● To do:
Go through each line of the records below and count those with the word "南京一公司招聘骑手还提供车辆". Give only the count.

● Information provided:
━━━━━━━━━━━━━━━━

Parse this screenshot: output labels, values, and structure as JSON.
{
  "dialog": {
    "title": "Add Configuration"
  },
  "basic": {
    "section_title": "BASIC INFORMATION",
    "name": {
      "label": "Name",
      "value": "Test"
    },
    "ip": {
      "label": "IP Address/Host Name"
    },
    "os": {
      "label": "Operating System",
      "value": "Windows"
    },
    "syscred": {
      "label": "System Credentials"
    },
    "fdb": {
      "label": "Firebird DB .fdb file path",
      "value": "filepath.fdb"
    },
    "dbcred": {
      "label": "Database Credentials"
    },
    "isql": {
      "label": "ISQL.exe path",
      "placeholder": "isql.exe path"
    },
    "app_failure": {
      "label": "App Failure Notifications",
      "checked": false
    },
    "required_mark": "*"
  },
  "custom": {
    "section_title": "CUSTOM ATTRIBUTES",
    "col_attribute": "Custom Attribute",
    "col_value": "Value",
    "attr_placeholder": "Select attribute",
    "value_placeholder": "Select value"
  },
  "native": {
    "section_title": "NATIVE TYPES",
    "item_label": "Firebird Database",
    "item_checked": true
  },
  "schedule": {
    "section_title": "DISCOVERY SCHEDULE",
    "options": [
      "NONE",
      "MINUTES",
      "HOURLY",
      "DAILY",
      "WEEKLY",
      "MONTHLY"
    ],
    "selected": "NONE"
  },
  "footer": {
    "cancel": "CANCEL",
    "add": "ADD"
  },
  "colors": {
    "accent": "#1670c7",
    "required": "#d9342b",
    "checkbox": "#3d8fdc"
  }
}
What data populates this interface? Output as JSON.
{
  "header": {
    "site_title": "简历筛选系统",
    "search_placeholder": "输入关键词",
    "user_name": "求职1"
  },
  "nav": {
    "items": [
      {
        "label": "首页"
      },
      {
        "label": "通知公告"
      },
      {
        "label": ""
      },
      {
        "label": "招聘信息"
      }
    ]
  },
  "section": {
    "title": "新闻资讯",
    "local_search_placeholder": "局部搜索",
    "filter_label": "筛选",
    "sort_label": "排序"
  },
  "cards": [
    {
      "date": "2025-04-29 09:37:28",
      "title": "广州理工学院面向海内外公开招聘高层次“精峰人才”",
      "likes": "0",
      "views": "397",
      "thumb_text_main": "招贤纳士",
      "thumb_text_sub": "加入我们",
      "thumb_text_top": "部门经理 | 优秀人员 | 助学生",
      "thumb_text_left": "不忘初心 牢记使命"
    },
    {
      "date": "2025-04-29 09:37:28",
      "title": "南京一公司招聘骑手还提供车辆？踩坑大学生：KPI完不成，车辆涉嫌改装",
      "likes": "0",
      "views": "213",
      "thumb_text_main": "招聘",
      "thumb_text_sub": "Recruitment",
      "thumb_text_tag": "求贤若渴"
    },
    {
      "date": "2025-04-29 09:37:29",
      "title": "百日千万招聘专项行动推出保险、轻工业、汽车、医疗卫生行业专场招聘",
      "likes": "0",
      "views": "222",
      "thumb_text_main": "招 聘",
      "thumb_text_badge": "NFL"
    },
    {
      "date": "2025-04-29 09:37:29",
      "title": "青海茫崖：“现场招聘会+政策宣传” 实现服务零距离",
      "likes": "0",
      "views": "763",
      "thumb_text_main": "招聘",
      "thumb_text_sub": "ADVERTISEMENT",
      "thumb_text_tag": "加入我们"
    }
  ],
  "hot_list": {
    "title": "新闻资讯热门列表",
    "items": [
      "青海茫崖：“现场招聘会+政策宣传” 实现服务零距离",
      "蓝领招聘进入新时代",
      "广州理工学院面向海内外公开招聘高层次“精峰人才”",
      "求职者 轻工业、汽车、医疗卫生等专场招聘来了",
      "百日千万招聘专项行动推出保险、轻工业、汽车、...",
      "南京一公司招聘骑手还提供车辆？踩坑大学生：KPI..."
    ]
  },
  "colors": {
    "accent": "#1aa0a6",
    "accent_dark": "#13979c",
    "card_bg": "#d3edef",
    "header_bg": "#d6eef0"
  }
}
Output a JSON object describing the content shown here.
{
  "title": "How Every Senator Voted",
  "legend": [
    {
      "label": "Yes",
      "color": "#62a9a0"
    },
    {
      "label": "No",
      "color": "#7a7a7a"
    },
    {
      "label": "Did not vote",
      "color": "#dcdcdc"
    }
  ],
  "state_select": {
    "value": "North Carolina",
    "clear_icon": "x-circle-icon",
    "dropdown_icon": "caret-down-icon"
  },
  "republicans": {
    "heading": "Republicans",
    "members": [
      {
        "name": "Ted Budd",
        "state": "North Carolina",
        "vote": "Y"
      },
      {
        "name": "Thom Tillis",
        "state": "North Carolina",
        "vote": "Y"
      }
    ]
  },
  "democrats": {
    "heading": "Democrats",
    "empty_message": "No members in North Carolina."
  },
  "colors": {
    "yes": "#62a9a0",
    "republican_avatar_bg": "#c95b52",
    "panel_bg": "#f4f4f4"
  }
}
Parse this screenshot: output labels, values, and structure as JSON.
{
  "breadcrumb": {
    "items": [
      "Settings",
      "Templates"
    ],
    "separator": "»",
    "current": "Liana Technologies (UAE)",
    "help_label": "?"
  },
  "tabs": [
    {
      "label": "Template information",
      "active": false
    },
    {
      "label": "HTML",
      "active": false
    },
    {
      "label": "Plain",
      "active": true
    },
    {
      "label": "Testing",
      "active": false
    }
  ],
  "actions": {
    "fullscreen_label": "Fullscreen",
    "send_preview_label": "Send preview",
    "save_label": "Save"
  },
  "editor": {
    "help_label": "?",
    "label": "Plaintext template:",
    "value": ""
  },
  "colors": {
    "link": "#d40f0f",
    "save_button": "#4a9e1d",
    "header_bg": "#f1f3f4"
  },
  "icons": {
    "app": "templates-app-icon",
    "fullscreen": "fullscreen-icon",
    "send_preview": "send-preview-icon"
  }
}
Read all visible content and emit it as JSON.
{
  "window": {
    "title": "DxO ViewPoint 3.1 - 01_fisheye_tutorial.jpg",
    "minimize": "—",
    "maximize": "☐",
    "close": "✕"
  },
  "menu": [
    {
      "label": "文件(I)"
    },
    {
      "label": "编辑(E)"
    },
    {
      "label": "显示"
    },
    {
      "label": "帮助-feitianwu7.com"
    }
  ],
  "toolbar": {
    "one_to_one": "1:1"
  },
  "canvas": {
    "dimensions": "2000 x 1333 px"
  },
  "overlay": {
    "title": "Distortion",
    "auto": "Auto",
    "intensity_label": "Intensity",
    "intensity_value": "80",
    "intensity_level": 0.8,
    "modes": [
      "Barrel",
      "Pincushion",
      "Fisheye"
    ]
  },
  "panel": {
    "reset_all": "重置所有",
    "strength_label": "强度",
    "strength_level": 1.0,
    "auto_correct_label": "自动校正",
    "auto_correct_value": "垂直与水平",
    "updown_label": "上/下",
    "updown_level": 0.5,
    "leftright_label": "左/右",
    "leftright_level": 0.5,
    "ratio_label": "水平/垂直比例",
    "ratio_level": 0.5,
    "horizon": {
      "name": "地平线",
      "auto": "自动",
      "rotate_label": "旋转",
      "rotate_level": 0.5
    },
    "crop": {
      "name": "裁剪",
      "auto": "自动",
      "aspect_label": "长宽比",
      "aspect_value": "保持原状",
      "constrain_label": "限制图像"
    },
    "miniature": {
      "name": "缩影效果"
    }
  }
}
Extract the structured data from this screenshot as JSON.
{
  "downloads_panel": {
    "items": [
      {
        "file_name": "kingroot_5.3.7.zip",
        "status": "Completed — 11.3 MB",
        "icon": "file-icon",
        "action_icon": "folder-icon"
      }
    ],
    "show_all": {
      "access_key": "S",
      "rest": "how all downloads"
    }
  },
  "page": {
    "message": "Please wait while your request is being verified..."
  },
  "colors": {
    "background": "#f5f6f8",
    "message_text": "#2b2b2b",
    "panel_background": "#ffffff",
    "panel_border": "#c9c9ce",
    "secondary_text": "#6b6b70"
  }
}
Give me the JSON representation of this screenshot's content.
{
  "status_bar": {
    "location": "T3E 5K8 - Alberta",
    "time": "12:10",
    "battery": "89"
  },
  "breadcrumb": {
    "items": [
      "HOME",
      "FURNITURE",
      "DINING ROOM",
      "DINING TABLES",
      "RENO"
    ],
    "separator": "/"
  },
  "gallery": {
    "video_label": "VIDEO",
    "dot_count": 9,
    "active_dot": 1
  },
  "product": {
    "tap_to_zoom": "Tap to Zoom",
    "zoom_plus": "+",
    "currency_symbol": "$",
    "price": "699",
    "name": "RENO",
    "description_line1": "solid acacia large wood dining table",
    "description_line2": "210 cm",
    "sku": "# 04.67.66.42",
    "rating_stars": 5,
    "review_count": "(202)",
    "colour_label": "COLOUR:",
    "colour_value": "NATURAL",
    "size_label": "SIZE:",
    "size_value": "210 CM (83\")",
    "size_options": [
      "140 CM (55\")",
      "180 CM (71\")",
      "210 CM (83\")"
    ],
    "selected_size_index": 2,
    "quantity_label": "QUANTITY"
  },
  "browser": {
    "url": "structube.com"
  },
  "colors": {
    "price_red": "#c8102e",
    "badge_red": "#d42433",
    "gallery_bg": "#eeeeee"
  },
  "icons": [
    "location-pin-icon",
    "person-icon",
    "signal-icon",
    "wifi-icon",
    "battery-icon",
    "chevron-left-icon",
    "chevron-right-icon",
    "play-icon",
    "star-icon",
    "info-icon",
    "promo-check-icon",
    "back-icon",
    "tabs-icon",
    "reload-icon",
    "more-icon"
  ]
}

━━━━━━━━━━━━━━━━

● Response:
2